[Records of where elements appear]
● ● ●
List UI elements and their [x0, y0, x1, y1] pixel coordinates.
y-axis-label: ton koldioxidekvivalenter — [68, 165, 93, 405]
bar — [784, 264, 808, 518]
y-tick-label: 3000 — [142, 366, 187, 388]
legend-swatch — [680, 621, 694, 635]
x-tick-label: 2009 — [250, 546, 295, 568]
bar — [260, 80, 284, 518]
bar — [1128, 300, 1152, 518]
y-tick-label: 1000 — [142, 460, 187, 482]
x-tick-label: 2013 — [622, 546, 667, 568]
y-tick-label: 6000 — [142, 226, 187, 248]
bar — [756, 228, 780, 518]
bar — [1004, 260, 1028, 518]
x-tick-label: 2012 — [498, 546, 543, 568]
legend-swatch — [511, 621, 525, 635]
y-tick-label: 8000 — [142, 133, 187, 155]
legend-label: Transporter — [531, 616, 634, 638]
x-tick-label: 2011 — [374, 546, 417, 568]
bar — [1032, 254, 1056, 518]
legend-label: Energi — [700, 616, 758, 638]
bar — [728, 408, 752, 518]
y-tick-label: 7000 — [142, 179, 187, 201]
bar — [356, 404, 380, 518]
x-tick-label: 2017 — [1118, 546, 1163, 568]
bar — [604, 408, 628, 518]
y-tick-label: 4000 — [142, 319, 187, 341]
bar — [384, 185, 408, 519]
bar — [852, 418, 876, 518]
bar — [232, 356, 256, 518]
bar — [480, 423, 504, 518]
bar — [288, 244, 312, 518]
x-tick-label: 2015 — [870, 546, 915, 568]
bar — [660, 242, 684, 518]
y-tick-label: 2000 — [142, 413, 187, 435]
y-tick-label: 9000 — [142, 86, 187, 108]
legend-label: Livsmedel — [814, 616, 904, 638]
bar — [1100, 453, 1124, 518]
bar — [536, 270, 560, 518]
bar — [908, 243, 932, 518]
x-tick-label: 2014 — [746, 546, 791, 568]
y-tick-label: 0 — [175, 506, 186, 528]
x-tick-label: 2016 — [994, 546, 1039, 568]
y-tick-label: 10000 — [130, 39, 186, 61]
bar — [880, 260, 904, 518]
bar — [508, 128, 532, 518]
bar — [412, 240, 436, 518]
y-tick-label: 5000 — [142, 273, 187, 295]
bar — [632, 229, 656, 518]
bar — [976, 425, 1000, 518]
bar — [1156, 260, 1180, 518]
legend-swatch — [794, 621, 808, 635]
● ● ●
▶ **WORK INSTRUCTIONS**: Format the lines above as a numbered list, leaving out any blank lines.

▶ **TASK SOLUTION**:
1. List UI elements and their [x0, y0, x1, y1] pixel coordinates.
2. y-axis-label: ton koldioxidekvivalenter — [68, 165, 93, 405]
3. bar — [784, 264, 808, 518]
4. y-tick-label: 3000 — [142, 366, 187, 388]
5. legend-swatch — [680, 621, 694, 635]
6. x-tick-label: 2009 — [250, 546, 295, 568]
7. bar — [260, 80, 284, 518]
8. bar — [1128, 300, 1152, 518]
9. y-tick-label: 1000 — [142, 460, 187, 482]
10. x-tick-label: 2013 — [622, 546, 667, 568]
11. y-tick-label: 6000 — [142, 226, 187, 248]
12. bar — [756, 228, 780, 518]
13. bar — [1004, 260, 1028, 518]
14. x-tick-label: 2012 — [498, 546, 543, 568]
15. legend-swatch — [511, 621, 525, 635]
16. y-tick-label: 8000 — [142, 133, 187, 155]
17. legend-label: Transporter — [531, 616, 634, 638]
18. x-tick-label: 2011 — [374, 546, 417, 568]
19. bar — [1032, 254, 1056, 518]
20. legend-label: Energi — [700, 616, 758, 638]
21. bar — [728, 408, 752, 518]
22. y-tick-label: 7000 — [142, 179, 187, 201]
23. bar — [356, 404, 380, 518]
24. x-tick-label: 2017 — [1118, 546, 1163, 568]
25. bar — [604, 408, 628, 518]
26. y-tick-label: 4000 — [142, 319, 187, 341]
27. bar — [384, 185, 408, 519]
28. bar — [852, 418, 876, 518]
29. bar — [232, 356, 256, 518]
30. bar — [480, 423, 504, 518]
31. bar — [288, 244, 312, 518]
32. x-tick-label: 2015 — [870, 546, 915, 568]
33. bar — [660, 242, 684, 518]
34. y-tick-label: 2000 — [142, 413, 187, 435]
35. y-tick-label: 9000 — [142, 86, 187, 108]
36. legend-label: Livsmedel — [814, 616, 904, 638]
37. bar — [1100, 453, 1124, 518]
38. bar — [536, 270, 560, 518]
39. bar — [908, 243, 932, 518]
40. x-tick-label: 2014 — [746, 546, 791, 568]
41. y-tick-label: 0 — [175, 506, 186, 528]
42. x-tick-label: 2016 — [994, 546, 1039, 568]
43. y-tick-label: 10000 — [130, 39, 186, 61]
44. bar — [880, 260, 904, 518]
45. bar — [508, 128, 532, 518]
46. bar — [412, 240, 436, 518]
47. y-tick-label: 5000 — [142, 273, 187, 295]
48. bar — [632, 229, 656, 518]
49. bar — [976, 425, 1000, 518]
50. bar — [1156, 260, 1180, 518]
51. legend-swatch — [794, 621, 808, 635]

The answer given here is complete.